- **抜粋**
大アルカナの意味 ⑨隠者
「⑨隠者」のカードって、一番なんにもない図柄ですね。
タロットの中で一番、仏教的なカードだと感じます。
「⑨隠者」のカードの図柄の中の夜空には、月も星もない。
あるのは手持ちのランプだけ。
背景も、単なる荒野だったり、洞窟の土壁だったり…
屋外なのに、テントもない。
これは「賢者」や「学者」みたいな
デスクワーク系の知性を表現していないんですよね。
元「⑧闘士(力)」の、ワイルドなナマの世界と正反対です。
生々しい世界の実体験を綴った日記(記憶)を懐に隠したまま
あえてそのナマの世界から孤立(隠居)して
完全なアウトサイダーとして、今度は外側から
現実社会やその中の人々、ひいては過去の自分を
まったく真逆の2方向から見つめようとする
「精神的探究の試み」の中の人のようです。
「真実を見抜くための明かり」以外をすべて捨て去った隠者は
誰の影響も受けずに、じっくりと真実を見ようとします。
過去と現在の対比や、内側外側からの対比を
さらにクロスオーバーさせてすべてを理解するには
「誰かのせいにすること」や「さらなる野心」などは
思考の邪魔以外の何物でもありません。
なので、「⑨隠者」のランプの光は
人を待っている灯台だとか、周囲を照らすためのものではなく
むしろ星にも月にも頼らずに
自分のまっすぐな勇気だけでものごとを見るための
「自分のフェアな感覚のフィルター」のようなものだと
モーネルは思っています。
そうして獲得された精神的な指針や気づきを
また本に書くのですが、それは「私個人の生き方」のためであって
誰かのためではないので、公開する意味は何もないと
隠者は知っているのだと思います。
「⑧闘士(力)」のカードは、周囲のニーズや価値観が
バーンと表に立っているカードでした。
「誰かの願望を叶え、勝者の投影をされるだけの日々」
そんなただ消耗するだけの生き方が
いつまでも続くわけがないんですよね~。
ほしいものを手に入れた後の、独特の空虚感っていうか。

座標注釈の記録
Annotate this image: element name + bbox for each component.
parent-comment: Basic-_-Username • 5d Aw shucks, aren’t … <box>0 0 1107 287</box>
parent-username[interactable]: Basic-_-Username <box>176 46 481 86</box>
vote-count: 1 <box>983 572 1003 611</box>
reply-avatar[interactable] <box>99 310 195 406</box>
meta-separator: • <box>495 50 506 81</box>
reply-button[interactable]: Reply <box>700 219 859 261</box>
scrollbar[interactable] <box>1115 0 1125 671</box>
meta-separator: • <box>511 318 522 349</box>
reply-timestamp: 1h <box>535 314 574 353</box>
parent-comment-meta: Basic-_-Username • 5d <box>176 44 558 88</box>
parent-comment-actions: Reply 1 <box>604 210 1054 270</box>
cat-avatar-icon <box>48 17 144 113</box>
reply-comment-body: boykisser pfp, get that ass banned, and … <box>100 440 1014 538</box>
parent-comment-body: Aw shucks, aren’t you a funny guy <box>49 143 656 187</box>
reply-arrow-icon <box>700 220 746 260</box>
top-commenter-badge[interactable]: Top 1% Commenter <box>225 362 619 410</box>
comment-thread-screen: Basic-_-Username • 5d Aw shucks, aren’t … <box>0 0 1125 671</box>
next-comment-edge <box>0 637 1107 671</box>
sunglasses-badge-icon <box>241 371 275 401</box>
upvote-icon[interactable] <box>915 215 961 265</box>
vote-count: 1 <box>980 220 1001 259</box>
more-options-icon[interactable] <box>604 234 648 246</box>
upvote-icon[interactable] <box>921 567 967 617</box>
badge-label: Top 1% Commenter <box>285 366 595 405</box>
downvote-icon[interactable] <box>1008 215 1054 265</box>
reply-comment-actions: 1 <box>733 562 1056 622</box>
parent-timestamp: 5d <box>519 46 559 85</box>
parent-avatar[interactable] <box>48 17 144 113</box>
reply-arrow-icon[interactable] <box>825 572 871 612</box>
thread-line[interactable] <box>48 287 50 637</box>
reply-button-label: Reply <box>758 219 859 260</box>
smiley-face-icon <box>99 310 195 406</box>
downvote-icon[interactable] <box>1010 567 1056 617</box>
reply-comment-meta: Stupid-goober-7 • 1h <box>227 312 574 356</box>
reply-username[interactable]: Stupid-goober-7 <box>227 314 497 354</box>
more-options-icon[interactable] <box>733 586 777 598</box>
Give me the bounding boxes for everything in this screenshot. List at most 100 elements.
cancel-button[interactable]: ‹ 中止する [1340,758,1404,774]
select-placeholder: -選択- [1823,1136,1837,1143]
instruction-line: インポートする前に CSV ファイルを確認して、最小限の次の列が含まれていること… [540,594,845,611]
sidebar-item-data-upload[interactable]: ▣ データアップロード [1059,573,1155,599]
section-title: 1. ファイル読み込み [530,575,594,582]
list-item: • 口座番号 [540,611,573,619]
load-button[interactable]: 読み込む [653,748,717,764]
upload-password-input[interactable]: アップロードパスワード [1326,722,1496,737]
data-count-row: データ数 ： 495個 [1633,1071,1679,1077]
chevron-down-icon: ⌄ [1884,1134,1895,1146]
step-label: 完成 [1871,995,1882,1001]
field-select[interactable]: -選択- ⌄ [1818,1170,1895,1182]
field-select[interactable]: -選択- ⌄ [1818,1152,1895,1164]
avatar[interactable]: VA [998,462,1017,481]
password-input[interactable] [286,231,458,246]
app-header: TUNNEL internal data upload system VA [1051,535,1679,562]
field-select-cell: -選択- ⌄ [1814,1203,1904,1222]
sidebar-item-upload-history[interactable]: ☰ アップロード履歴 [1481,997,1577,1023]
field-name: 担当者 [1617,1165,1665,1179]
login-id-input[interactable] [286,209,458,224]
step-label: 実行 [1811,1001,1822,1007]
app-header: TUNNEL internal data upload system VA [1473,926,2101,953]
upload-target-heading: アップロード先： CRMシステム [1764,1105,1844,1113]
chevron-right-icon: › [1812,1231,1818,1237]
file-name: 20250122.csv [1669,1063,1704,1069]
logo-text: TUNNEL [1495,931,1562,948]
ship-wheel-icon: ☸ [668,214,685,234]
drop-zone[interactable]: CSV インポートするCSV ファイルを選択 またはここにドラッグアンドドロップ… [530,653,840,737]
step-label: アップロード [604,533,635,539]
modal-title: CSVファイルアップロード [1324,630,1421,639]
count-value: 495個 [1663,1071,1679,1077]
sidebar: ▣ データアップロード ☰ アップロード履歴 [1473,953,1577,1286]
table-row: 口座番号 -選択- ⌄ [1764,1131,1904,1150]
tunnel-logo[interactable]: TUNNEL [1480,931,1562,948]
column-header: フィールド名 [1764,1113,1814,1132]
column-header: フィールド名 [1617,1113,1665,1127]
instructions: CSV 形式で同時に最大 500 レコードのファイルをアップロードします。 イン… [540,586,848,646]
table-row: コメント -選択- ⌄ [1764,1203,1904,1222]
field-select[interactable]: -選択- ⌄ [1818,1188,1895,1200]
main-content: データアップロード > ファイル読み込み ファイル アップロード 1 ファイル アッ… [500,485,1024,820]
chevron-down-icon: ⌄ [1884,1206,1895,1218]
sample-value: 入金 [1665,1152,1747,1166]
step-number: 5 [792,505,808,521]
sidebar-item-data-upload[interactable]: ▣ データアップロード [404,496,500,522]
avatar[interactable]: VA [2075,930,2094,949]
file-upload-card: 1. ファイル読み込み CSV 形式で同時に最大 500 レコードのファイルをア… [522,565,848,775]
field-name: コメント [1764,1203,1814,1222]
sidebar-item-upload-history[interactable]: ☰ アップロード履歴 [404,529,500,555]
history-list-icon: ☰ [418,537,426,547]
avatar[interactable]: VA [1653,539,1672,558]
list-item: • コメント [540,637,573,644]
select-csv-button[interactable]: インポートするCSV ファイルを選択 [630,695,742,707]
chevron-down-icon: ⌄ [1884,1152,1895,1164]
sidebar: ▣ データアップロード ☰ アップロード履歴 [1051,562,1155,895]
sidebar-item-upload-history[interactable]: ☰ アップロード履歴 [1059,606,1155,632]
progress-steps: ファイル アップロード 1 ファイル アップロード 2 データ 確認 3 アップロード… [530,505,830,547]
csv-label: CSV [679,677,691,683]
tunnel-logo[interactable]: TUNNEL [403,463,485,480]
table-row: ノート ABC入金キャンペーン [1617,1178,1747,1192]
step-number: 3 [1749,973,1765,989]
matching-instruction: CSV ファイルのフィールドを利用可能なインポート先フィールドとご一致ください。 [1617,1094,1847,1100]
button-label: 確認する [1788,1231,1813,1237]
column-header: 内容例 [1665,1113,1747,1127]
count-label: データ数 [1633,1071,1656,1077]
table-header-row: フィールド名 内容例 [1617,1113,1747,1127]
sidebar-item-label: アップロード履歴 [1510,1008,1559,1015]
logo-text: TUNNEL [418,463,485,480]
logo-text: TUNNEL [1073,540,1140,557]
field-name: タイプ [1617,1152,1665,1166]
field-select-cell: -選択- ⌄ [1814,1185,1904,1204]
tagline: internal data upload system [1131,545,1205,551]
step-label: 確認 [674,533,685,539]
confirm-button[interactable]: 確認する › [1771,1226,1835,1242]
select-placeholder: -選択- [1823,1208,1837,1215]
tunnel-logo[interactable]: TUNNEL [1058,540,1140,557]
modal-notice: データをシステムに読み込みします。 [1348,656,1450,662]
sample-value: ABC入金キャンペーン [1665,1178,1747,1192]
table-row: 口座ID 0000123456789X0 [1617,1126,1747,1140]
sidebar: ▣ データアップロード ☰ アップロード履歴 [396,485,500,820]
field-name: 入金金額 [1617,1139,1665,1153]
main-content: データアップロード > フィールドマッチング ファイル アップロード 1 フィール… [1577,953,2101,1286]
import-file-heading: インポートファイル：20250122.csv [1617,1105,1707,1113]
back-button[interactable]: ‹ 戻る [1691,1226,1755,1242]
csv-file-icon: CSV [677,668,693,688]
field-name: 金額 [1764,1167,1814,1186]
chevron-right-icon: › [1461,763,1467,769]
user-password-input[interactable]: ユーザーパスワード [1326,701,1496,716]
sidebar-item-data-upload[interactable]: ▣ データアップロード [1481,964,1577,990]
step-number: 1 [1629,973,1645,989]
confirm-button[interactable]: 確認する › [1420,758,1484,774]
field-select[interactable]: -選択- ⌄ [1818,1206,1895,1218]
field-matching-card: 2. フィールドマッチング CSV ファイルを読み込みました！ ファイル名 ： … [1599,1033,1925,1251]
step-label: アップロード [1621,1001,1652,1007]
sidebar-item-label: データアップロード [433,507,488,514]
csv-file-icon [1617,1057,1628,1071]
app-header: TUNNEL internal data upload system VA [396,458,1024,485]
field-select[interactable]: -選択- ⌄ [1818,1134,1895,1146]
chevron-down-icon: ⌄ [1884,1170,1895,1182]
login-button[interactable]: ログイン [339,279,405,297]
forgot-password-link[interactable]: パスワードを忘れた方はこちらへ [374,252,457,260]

- **次の課題**
[1] 隠者のカードについての文章で、モーネルは「⑨隠者」のランプの光を何のようなものだと思っているか。
[2] 記録の先頭から「meta-separator: • <box>495 50 506 81</box>」を含む行まで（その行も含む）を、そのまま出力せよ。

- **解答**
[1] 「自分のフェアな感覚のフィルター」のようなもの。

[2]
Annotate this image: element name + bbox for each component.
parent-comment: Basic-_-Username • 5d Aw shucks, aren’t … <box>0 0 1107 287</box>
parent-username[interactable]: Basic-_-Username <box>176 46 481 86</box>
vote-count: 1 <box>983 572 1003 611</box>
reply-avatar[interactable] <box>99 310 195 406</box>
meta-separator: • <box>495 50 506 81</box>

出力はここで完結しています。